> What the task asks: Look for "XAUUSD" in each line of the entries, and return the matching lines.

Figure record extracts

○ ○ ○ ○

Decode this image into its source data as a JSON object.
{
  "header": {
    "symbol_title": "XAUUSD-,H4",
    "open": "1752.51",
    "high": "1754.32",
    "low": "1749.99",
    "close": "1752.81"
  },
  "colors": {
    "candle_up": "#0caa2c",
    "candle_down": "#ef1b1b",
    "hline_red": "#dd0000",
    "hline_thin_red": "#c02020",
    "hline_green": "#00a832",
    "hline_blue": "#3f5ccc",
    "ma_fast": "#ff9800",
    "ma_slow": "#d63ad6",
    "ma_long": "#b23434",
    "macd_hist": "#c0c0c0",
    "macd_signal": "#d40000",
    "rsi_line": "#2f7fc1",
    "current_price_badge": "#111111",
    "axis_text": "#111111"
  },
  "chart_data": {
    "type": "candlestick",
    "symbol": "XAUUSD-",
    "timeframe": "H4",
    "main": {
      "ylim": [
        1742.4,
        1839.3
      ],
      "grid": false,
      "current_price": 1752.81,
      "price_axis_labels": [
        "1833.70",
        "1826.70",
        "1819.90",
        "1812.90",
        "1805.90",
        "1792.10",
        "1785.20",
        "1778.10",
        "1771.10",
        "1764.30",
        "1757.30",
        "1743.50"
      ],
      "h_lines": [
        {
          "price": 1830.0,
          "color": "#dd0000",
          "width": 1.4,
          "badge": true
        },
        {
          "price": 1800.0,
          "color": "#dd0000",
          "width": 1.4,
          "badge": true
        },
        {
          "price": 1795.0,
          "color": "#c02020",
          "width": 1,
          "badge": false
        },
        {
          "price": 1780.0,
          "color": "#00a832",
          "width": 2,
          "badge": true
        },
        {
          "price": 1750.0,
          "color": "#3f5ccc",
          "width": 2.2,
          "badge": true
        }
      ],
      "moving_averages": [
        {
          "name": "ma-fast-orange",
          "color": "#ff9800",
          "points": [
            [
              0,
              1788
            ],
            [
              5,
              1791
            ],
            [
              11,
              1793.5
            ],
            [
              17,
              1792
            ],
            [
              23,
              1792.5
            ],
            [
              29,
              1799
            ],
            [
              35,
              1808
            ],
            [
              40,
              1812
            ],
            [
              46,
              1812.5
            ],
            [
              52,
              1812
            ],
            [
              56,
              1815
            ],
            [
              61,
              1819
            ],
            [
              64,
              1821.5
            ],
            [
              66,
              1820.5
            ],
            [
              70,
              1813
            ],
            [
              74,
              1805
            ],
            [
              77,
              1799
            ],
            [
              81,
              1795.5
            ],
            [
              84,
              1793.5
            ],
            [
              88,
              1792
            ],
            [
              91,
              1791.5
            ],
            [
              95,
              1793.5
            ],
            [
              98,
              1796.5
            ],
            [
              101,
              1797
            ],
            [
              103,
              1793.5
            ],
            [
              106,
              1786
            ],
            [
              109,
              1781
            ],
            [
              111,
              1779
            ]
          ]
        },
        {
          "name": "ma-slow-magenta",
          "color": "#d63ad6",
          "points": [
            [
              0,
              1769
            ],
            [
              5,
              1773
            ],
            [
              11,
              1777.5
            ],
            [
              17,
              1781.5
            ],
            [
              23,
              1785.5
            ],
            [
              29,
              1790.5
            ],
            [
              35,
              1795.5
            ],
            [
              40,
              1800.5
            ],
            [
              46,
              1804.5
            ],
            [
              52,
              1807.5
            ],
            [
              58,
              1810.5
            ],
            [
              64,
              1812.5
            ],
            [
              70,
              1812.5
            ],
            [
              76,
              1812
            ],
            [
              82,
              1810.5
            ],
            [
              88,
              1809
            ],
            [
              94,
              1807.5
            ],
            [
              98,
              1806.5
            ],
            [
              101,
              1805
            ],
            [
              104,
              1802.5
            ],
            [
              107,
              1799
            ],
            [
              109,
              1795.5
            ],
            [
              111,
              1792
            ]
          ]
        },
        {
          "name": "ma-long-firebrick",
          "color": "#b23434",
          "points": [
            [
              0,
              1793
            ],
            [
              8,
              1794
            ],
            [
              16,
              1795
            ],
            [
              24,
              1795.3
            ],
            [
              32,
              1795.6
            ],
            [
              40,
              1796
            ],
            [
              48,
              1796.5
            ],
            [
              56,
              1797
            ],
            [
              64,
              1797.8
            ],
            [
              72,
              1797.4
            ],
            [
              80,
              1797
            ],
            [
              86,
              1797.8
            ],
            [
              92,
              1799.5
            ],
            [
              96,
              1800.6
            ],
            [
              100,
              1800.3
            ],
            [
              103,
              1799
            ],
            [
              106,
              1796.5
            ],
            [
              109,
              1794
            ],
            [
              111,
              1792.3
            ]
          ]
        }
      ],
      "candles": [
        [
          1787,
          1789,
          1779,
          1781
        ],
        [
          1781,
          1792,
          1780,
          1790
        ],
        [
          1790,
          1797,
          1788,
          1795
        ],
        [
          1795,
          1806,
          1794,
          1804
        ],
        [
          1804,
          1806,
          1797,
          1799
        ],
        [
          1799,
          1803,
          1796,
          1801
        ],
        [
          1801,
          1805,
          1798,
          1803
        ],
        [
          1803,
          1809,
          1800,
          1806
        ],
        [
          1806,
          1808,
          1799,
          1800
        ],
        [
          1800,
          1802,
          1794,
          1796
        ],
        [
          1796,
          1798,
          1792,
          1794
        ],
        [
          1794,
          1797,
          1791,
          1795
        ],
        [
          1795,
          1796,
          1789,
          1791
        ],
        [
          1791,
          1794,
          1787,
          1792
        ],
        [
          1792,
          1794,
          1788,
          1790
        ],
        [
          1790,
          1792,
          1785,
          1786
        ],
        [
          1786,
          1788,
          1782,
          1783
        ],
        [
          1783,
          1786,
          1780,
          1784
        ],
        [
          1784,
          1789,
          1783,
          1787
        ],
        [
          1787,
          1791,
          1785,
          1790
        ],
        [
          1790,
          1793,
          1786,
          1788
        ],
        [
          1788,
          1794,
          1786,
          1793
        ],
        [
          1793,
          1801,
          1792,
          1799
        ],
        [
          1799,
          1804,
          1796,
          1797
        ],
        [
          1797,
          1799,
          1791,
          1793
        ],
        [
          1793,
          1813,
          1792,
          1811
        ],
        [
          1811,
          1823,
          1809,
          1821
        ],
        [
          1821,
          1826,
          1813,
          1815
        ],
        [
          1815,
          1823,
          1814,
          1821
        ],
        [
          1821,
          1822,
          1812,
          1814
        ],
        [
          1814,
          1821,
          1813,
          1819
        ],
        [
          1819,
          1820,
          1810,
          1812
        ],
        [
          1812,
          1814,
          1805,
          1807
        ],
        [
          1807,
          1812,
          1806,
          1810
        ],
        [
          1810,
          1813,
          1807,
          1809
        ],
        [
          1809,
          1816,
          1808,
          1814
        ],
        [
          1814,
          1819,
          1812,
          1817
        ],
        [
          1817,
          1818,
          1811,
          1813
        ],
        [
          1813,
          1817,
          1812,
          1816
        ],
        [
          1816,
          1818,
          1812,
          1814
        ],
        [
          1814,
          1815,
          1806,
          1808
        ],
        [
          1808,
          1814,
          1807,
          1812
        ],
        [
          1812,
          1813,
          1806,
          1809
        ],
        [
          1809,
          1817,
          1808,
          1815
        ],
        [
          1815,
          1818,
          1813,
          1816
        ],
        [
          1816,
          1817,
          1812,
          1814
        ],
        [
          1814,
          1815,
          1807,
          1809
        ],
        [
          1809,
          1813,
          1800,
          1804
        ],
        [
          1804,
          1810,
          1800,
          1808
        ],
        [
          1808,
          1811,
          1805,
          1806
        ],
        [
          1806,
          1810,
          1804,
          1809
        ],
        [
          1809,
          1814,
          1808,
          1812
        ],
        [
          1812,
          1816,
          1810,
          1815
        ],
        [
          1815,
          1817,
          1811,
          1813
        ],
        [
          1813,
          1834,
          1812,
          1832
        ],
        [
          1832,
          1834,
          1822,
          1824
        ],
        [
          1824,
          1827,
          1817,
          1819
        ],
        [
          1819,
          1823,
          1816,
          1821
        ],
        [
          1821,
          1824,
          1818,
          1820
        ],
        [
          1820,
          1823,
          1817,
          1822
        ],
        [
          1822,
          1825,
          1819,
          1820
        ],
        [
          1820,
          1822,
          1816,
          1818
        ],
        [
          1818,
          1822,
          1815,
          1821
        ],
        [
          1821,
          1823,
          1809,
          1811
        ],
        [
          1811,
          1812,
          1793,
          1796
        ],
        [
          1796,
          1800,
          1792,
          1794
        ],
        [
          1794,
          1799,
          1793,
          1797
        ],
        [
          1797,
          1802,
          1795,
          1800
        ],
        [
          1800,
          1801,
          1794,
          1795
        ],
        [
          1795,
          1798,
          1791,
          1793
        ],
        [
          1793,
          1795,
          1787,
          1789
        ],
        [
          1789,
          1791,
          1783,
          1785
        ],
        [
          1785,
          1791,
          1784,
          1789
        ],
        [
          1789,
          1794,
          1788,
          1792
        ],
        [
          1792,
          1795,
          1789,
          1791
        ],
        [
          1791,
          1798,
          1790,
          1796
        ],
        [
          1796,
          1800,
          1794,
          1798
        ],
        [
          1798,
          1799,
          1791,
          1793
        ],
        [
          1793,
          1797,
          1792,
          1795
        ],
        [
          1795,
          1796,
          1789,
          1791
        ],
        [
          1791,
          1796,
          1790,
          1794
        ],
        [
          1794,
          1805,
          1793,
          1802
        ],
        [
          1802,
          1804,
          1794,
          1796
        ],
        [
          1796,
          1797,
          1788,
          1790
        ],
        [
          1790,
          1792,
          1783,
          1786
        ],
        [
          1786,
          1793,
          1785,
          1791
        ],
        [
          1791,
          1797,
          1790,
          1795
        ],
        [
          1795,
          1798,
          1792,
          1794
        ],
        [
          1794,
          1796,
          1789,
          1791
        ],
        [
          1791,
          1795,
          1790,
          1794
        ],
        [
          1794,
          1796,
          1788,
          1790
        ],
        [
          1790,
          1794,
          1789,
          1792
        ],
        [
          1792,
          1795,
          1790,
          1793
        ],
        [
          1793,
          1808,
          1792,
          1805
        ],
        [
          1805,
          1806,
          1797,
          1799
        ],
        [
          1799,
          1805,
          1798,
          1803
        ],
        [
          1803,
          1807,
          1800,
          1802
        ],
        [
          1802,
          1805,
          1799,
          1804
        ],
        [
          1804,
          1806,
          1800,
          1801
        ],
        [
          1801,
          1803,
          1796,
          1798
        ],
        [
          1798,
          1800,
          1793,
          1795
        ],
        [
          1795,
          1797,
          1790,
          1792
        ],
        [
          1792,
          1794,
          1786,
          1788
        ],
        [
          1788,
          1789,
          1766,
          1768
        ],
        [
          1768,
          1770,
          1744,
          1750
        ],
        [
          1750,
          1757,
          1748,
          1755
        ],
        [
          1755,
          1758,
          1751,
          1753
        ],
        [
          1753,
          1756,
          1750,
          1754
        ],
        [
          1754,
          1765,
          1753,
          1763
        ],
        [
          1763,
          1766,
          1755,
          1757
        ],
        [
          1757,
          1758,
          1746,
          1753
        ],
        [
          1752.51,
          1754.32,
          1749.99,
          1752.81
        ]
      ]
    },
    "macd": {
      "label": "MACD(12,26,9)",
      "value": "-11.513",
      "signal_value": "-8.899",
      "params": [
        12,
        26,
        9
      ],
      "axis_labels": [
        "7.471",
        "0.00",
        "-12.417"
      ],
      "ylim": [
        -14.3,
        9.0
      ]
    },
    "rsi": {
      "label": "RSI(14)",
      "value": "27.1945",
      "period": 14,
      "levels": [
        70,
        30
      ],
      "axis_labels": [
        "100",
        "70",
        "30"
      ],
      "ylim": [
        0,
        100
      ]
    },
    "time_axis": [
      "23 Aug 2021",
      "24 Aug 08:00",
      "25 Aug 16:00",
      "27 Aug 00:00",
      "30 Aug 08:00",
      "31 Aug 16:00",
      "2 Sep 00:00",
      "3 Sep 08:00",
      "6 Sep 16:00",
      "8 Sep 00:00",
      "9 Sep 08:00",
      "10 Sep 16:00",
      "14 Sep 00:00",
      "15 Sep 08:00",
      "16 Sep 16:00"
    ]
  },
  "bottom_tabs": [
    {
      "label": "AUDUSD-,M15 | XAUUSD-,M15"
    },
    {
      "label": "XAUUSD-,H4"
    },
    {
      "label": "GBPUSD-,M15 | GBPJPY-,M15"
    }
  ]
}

○ ○ ○ ○

> Finished answer:
    "symbol_title": "XAUUSD-,H4",
    "symbol": "XAUUSD-",
      "label": "AUDUSD-,M15 | XAUUSD-,M15"
      "label": "XAUUSD-,H4"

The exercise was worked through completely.